:: Provided entries ::
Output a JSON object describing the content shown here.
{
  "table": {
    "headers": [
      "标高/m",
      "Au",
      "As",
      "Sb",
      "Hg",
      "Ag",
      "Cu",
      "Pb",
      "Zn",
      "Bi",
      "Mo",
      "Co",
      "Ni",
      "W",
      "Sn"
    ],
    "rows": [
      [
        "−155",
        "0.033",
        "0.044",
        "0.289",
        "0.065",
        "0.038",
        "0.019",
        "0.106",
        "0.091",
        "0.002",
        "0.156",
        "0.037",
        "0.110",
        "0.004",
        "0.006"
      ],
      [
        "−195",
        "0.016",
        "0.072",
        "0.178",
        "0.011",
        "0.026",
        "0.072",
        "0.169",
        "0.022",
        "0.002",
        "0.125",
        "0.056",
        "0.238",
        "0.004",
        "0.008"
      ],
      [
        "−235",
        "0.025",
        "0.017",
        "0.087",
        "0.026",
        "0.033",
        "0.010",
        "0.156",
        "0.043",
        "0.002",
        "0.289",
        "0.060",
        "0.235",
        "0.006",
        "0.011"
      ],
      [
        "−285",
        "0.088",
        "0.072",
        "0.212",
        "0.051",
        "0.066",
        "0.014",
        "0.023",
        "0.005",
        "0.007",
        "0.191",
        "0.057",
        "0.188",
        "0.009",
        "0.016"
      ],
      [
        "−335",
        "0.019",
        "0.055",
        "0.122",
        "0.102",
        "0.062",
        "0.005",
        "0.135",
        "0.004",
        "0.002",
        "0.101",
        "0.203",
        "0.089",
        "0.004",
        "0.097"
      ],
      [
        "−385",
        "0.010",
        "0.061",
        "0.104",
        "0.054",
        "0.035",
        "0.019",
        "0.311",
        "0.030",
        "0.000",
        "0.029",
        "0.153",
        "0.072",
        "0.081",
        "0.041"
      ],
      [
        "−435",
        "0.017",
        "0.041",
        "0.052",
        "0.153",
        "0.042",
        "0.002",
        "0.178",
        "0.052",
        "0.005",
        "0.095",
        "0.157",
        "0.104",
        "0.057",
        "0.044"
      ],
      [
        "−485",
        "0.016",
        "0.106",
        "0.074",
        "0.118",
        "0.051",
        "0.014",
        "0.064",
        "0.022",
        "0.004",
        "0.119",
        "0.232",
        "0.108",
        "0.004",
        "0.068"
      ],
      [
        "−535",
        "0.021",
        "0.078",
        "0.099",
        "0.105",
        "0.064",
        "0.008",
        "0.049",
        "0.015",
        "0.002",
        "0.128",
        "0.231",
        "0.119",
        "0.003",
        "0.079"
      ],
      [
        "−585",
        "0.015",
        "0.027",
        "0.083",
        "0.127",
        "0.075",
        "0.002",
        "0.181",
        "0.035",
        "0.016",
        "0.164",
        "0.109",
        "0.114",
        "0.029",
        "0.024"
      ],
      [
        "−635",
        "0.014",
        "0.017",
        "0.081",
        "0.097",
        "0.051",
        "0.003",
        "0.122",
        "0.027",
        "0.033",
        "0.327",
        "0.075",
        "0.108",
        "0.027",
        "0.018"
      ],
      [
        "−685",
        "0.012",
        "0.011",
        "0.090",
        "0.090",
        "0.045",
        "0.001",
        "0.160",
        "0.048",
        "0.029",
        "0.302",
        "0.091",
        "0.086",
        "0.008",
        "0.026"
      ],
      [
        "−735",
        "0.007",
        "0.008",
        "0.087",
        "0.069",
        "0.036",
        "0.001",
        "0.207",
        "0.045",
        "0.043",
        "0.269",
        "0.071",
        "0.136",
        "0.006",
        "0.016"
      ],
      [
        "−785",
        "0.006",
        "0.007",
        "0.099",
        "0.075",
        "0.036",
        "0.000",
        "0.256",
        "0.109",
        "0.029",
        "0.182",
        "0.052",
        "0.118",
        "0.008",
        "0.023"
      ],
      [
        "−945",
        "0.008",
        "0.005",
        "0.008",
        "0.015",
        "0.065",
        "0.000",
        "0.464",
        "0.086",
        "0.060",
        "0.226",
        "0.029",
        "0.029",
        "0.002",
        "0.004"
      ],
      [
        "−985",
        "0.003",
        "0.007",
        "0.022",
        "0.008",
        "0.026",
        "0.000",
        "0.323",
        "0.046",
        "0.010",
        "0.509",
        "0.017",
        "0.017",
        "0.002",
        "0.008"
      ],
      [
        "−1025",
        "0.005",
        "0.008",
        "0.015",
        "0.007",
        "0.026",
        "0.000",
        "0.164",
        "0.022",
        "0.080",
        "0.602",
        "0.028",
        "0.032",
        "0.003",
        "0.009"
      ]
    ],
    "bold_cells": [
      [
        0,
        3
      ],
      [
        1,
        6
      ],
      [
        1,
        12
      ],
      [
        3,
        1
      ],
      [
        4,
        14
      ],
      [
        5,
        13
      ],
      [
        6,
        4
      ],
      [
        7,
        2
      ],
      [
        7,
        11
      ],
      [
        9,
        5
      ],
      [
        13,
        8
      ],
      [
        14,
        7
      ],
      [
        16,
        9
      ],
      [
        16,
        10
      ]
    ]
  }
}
:::
# [Problem to work on]
Transcribe every entry exactly.

# [Solution to the exercise]
Output a JSON object describing the content shown here.
{
  "table": {
    "headers": [
      "标高/m",
      "Au",
      "As",
      "Sb",
      "Hg",
      "Ag",
      "Cu",
      "Pb",
      "Zn",
      "Bi",
      "Mo",
      "Co",
      "Ni",
      "W",
      "Sn"
    ],
    "rows": [
      [
        "−155",
        "0.033",
        "0.044",
        "0.289",
        "0.065",
        "0.038",
        "0.019",
        "0.106",
        "0.091",
        "0.002",
        "0.156",
        "0.037",
        "0.110",
        "0.004",
        "0.006"
      ],
      [
        "−195",
        "0.016",
        "0.072",
        "0.178",
        "0.011",
        "0.026",
        "0.072",
        "0.169",
        "0.022",
        "0.002",
        "0.125",
        "0.056",
        "0.238",
        "0.004",
        "0.008"
      ],
      [
        "−235",
        "0.025",
        "0.017",
        "0.087",
        "0.026",
        "0.033",
        "0.010",
        "0.156",
        "0.043",
        "0.002",
        "0.289",
        "0.060",
        "0.235",
        "0.006",
        "0.011"
      ],
      [
        "−285",
        "0.088",
        "0.072",
        "0.212",
        "0.051",
        "0.066",
        "0.014",
        "0.023",
        "0.005",
        "0.007",
        "0.191",
        "0.057",
        "0.188",
        "0.009",
        "0.016"
      ],
      [
        "−335",
        "0.019",
        "0.055",
        "0.122",
        "0.102",
        "0.062",
        "0.005",
        "0.135",
        "0.004",
        "0.002",
        "0.101",
        "0.203",
        "0.089",
        "0.004",
        "0.097"
      ],
      [
        "−385",
        "0.010",
        "0.061",
        "0.104",
        "0.054",
        "0.035",
        "0.019",
        "0.311",
        "0.030",
        "0.000",
        "0.029",
        "0.153",
        "0.072",
        "0.081",
        "0.041"
      ],
      [
        "−435",
        "0.017",
        "0.041",
        "0.052",
        "0.153",
        "0.042",
        "0.002",
        "0.178",
        "0.052",
        "0.005",
        "0.095",
        "0.157",
        "0.104",
        "0.057",
        "0.044"
      ],
      [
        "−485",
        "0.016",
        "0.106",
        "0.074",
        "0.118",
        "0.051",
        "0.014",
        "0.064",
        "0.022",
        "0.004",
        "0.119",
        "0.232",
        "0.108",
        "0.004",
        "0.068"
      ],
      [
        "−535",
        "0.021",
        "0.078",
        "0.099",
        "0.105",
        "0.064",
        "0.008",
        "0.049",
        "0.015",
        "0.002",
        "0.128",
        "0.231",
        "0.119",
        "0.003",
        "0.079"
      ],
      [
        "−585",
        "0.015",
        "0.027",
        "0.083",
        "0.127",
        "0.075",
        "0.002",
        "0.181",
        "0.035",
        "0.016",
        "0.164",
        "0.109",
        "0.114",
        "0.029",
        "0.024"
      ],
      [
        "−635",
        "0.014",
        "0.017",
        "0.081",
        "0.097",
        "0.051",
        "0.003",
        "0.122",
        "0.027",
        "0.033",
        "0.327",
        "0.075",
        "0.108",
        "0.027",
        "0.018"
      ],
      [
        "−685",
        "0.012",
        "0.011",
        "0.090",
        "0.090",
        "0.045",
        "0.001",
        "0.160",
        "0.048",
        "0.029",
        "0.302",
        "0.091",
        "0.086",
        "0.008",
        "0.026"
      ],
      [
        "−735",
        "0.007",
        "0.008",
        "0.087",
        "0.069",
        "0.036",
        "0.001",
        "0.207",
        "0.045",
        "0.043",
        "0.269",
        "0.071",
        "0.136",
        "0.006",
        "0.016"
      ],
      [
        "−785",
        "0.006",
        "0.007",
        "0.099",
        "0.075",
        "0.036",
        "0.000",
        "0.256",
        "0.109",
        "0.029",
        "0.182",
        "0.052",
        "0.118",
        "0.008",
        "0.023"
      ],
      [
        "−945",
        "0.008",
        "0.005",
        "0.008",
        "0.015",
        "0.065",
        "0.000",
        "0.464",
        "0.086",
        "0.060",
        "0.226",
        "0.029",
        "0.029",
        "0.002",
        "0.004"
      ],
      [
        "−985",
        "0.003",
        "0.007",
        "0.022",
        "0.008",
        "0.026",
        "0.000",
        "0.323",
        "0.046",
        "0.010",
        "0.509",
        "0.017",
        "0.017",
        "0.002",
        "0.008"
      ],
      [
        "−1025",
        "0.005",
        "0.008",
        "0.015",
        "0.007",
        "0.026",
        "0.000",
        "0.164",
        "0.022",
        "0.080",
        "0.602",
        "0.028",
        "0.032",
        "0.003",
        "0.009"
      ]
    ],
    "bold_cells": [
      [
        0,
        3
      ],
      [
        1,
        6
      ],
      [
        1,
        12
      ],
      [
        3,
        1
      ],
      [
        4,
        14
      ],
      [
        5,
        13
      ],
      [
        6,
        4
      ],
      [
        7,
        2
      ],
      [
        7,
        11
      ],
      [
        9,
        5
      ],
      [
        13,
        8
      ],
      [
        14,
        7
      ],
      [
        16,
        9
      ],
      [
        16,
        10
      ]
    ]
  }
}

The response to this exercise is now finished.